Written exercise = Which lines hold the word "ساده"? Copy each of them from the material.

Stored data =
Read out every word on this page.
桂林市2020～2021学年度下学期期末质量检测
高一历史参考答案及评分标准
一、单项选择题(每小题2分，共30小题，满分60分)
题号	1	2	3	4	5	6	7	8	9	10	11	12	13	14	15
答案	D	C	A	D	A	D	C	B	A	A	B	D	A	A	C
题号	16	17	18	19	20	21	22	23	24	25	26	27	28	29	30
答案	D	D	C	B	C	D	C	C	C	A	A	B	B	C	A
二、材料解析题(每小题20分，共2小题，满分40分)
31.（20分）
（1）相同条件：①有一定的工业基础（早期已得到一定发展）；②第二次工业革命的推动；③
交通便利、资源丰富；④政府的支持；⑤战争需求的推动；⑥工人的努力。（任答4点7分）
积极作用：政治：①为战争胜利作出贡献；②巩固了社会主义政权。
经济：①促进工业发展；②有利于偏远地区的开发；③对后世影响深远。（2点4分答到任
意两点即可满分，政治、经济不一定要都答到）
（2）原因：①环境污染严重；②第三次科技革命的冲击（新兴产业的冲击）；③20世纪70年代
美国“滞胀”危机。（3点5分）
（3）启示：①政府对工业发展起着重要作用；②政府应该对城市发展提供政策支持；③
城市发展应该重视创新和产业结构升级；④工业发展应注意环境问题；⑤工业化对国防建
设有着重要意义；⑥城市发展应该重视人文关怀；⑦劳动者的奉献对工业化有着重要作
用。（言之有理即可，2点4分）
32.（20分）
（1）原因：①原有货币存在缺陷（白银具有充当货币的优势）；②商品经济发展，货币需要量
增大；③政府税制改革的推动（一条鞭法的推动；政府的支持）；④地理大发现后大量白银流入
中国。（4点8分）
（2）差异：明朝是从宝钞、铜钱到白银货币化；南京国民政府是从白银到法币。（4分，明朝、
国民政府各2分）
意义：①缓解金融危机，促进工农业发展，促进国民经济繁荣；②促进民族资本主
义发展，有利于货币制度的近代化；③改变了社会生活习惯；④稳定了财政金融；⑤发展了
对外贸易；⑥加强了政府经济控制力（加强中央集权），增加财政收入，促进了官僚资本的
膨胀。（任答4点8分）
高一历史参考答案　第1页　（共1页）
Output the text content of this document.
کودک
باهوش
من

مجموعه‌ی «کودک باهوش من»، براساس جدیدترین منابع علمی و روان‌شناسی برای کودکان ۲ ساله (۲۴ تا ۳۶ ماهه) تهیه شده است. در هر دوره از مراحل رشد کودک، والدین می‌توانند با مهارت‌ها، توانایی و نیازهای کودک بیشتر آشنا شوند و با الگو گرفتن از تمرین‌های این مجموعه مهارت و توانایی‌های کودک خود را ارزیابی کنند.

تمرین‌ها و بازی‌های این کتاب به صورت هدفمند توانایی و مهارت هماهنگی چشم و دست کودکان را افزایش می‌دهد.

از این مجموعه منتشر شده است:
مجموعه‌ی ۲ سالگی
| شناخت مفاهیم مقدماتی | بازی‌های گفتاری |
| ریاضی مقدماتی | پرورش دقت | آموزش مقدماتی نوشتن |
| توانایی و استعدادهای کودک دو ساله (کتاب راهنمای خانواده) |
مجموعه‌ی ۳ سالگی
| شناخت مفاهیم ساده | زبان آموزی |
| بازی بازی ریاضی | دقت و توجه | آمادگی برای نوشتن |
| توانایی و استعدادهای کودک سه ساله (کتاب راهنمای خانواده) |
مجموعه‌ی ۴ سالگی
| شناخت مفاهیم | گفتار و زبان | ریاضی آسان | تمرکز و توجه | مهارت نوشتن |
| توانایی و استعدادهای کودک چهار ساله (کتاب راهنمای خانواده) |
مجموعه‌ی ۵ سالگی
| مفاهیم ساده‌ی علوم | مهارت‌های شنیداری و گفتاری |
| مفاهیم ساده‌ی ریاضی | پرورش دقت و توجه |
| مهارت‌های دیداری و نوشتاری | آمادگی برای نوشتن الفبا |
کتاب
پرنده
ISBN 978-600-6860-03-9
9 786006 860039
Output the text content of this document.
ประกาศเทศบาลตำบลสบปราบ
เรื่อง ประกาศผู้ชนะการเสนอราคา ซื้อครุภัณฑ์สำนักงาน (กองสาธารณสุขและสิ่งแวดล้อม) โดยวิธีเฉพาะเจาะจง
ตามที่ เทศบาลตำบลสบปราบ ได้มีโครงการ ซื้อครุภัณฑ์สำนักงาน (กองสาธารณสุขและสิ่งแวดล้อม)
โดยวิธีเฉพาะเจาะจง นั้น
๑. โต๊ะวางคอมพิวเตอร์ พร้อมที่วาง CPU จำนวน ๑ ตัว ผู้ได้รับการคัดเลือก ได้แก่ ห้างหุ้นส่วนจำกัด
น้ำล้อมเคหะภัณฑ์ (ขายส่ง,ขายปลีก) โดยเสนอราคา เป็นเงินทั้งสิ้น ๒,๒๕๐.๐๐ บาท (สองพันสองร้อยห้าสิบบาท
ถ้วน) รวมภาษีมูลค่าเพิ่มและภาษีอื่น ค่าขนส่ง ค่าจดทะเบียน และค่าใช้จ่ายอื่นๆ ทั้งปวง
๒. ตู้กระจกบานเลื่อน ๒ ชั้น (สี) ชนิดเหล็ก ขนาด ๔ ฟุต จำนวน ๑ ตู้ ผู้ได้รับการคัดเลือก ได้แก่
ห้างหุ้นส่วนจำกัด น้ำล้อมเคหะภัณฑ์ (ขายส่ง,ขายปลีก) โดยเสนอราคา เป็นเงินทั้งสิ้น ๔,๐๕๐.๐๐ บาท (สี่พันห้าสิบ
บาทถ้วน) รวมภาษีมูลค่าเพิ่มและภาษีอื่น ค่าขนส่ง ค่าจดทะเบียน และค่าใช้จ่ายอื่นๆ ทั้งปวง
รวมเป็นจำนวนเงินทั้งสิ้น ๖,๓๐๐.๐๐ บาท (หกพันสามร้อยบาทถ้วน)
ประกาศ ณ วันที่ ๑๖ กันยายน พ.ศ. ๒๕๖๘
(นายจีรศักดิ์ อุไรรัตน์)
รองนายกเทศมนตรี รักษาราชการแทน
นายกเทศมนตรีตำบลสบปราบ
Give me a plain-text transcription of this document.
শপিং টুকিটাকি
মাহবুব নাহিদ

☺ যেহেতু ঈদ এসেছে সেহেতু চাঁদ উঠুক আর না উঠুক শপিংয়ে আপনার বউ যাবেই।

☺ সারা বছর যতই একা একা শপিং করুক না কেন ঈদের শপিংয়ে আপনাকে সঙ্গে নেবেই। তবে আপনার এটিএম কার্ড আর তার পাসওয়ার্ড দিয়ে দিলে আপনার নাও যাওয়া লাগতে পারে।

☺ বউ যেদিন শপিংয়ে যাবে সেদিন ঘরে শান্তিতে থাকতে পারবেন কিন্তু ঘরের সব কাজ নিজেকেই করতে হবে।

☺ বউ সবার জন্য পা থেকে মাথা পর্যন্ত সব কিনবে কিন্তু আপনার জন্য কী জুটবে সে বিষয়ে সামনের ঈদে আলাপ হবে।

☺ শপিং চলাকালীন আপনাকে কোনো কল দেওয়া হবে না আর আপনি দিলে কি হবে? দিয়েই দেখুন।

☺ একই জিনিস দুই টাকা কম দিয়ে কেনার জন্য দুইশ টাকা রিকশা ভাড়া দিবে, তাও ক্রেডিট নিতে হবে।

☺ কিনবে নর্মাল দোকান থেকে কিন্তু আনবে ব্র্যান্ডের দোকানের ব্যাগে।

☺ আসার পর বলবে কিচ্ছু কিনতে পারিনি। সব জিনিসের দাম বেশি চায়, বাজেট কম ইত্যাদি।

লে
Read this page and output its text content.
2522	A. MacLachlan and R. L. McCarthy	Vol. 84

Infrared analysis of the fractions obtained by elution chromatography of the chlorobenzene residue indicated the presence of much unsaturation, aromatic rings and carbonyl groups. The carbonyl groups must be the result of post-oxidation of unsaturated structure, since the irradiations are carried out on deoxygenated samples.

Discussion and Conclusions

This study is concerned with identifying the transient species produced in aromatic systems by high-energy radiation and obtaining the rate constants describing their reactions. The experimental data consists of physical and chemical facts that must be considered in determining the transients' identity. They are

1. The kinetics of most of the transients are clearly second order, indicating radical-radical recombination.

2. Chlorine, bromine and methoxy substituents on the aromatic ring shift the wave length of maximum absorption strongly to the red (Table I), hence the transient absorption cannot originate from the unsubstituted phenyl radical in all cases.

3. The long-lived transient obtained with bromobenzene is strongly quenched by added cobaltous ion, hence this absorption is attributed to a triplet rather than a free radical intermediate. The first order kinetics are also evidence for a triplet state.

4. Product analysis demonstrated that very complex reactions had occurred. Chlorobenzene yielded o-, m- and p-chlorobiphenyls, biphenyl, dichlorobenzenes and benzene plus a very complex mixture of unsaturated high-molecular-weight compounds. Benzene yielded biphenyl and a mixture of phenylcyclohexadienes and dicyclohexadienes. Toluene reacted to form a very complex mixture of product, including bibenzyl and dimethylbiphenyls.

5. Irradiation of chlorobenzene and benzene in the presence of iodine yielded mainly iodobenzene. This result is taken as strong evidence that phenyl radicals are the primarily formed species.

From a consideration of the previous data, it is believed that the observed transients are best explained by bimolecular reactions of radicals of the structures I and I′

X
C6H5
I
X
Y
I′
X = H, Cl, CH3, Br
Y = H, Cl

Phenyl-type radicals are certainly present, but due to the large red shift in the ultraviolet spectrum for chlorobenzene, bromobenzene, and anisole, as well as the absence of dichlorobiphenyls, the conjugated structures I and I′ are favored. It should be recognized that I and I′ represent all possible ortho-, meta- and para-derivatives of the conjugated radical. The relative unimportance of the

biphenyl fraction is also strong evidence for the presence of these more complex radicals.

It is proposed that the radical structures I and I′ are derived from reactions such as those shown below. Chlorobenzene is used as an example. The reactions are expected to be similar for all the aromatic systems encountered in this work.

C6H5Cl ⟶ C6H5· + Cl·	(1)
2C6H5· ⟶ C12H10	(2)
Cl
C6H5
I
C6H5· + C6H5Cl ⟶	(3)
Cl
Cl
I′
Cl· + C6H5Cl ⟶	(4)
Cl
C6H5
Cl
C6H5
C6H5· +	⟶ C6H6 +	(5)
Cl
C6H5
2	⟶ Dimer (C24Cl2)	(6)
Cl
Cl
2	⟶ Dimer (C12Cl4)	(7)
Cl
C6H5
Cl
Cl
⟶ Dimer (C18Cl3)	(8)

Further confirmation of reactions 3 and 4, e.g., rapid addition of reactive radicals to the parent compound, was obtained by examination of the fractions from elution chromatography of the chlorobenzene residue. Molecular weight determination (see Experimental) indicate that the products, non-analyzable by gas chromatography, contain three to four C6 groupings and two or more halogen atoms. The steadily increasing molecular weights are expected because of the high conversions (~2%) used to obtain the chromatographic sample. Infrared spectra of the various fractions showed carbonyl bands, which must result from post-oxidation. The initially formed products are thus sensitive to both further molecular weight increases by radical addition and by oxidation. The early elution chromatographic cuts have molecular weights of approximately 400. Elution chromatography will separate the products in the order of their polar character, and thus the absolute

Exercise response =
| شناخت مفاهیم ساده | زبان آموزی |
| مفاهیم ساده‌ی علوم | مهارت‌های شنیداری و گفتاری |
| مفاهیم ساده‌ی ریاضی | پرورش دقت و توجه |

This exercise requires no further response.